> Problem to solve: Count every line in the entries that contains "this". Report that count alone.

(Items from a figure collection)

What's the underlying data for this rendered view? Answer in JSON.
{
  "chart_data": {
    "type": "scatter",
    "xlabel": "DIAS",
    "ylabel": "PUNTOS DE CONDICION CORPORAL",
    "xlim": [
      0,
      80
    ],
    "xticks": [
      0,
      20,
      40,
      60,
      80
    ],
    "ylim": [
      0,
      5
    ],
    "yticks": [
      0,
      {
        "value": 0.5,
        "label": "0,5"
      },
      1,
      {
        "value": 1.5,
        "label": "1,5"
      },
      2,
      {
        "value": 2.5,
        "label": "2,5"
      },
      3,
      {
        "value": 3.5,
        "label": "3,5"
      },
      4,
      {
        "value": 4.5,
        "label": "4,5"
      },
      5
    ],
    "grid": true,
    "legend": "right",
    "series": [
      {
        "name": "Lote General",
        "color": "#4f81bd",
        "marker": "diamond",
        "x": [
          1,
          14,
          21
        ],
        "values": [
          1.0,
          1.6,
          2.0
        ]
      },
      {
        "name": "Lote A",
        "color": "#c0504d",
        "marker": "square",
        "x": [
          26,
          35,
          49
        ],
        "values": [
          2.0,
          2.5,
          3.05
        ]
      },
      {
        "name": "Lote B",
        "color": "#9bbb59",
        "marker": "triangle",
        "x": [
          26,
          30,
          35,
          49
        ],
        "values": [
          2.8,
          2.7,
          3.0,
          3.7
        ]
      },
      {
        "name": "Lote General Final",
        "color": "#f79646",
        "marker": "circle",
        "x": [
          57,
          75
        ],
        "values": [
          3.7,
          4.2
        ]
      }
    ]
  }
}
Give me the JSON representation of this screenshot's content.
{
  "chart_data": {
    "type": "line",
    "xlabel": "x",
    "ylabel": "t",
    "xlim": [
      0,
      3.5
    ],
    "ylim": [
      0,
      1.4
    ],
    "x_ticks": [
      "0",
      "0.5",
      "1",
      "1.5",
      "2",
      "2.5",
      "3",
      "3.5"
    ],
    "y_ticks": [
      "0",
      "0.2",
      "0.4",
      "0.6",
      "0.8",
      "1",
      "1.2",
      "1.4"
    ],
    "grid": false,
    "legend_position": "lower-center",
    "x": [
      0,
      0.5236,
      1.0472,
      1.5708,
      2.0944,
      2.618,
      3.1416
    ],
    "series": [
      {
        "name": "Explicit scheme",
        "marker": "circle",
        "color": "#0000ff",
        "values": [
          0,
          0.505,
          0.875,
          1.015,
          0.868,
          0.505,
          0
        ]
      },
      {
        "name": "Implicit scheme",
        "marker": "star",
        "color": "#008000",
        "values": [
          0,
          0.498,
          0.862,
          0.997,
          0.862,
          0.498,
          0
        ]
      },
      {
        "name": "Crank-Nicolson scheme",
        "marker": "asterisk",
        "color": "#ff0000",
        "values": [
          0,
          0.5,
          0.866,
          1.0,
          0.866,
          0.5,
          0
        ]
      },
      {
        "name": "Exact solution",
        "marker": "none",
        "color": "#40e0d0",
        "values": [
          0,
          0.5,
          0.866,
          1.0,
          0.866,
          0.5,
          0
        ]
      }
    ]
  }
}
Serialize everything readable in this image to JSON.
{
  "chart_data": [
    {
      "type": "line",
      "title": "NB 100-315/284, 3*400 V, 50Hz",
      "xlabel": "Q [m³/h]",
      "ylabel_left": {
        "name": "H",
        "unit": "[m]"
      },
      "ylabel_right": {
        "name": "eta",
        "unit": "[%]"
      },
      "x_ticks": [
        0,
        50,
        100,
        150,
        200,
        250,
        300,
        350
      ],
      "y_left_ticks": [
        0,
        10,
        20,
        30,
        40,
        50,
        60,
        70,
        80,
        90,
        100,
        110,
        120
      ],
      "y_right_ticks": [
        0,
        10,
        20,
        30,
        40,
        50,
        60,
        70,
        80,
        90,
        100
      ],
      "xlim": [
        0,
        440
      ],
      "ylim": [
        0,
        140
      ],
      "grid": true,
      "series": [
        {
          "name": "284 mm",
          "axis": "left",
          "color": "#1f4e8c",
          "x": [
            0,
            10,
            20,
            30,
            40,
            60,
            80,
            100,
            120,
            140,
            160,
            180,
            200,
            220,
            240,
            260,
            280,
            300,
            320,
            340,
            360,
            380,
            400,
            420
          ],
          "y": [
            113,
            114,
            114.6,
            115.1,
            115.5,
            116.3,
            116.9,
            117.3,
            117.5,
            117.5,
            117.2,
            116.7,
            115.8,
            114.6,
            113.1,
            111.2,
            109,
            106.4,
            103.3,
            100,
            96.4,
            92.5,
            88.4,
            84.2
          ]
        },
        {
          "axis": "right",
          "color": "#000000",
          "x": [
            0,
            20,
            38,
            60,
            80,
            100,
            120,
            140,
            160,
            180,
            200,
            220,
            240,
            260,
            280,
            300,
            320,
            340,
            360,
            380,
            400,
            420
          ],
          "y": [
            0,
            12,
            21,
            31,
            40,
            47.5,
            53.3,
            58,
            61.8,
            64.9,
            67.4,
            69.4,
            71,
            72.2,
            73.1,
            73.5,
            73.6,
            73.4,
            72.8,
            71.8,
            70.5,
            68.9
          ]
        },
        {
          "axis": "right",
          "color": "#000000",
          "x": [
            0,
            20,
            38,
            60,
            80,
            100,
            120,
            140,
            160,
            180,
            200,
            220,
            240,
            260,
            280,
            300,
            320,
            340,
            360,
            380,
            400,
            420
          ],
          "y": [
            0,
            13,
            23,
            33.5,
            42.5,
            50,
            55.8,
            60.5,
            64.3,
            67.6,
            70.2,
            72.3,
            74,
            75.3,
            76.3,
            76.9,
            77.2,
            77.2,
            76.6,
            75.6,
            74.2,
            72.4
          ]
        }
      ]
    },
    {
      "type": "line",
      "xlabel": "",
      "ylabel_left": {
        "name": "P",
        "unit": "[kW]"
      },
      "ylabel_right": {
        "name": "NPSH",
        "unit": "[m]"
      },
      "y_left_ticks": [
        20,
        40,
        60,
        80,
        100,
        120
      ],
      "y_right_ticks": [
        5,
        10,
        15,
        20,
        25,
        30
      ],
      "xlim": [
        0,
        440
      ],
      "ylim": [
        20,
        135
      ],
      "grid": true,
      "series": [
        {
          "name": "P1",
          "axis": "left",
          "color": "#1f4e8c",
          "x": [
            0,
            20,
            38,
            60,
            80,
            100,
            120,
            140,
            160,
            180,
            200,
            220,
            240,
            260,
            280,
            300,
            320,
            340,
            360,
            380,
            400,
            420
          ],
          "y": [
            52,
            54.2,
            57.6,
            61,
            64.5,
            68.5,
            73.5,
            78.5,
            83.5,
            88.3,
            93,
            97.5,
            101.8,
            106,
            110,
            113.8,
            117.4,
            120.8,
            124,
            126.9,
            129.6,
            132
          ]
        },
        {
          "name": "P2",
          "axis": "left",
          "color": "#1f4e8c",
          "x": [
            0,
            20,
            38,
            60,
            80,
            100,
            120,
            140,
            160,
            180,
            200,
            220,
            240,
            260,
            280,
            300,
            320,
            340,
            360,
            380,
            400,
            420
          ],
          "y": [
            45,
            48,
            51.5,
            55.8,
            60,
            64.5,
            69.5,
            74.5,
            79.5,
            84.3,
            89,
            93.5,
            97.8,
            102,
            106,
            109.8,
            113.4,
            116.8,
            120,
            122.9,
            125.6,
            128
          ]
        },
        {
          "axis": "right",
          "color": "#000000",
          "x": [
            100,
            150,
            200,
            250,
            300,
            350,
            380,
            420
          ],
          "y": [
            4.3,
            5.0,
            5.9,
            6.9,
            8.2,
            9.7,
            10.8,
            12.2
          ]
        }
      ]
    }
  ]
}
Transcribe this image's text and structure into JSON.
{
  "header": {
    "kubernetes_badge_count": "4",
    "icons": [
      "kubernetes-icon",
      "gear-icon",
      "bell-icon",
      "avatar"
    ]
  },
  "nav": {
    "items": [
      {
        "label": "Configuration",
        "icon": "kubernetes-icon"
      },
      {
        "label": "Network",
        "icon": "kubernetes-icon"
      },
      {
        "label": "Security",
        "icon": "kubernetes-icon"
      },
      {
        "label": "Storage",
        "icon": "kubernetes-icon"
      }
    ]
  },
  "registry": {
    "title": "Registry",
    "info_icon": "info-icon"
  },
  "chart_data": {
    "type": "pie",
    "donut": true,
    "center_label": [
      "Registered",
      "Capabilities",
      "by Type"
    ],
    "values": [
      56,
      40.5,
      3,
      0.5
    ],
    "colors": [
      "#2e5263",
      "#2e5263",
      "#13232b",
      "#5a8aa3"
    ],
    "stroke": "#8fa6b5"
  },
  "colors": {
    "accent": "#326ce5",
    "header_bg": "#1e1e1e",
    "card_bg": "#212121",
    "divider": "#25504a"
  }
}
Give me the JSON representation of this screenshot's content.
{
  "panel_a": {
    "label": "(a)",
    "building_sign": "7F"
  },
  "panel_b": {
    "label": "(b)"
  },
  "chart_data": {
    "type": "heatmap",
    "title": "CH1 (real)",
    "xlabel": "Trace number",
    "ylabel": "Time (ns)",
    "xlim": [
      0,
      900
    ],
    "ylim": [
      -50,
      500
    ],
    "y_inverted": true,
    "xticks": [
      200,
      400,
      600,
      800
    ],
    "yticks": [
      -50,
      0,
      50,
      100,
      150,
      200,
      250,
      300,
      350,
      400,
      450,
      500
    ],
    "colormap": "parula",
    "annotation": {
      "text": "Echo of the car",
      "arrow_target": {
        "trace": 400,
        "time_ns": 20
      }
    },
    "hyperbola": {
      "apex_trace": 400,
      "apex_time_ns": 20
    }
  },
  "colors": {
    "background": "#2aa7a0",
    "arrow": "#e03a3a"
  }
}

> Written response: 5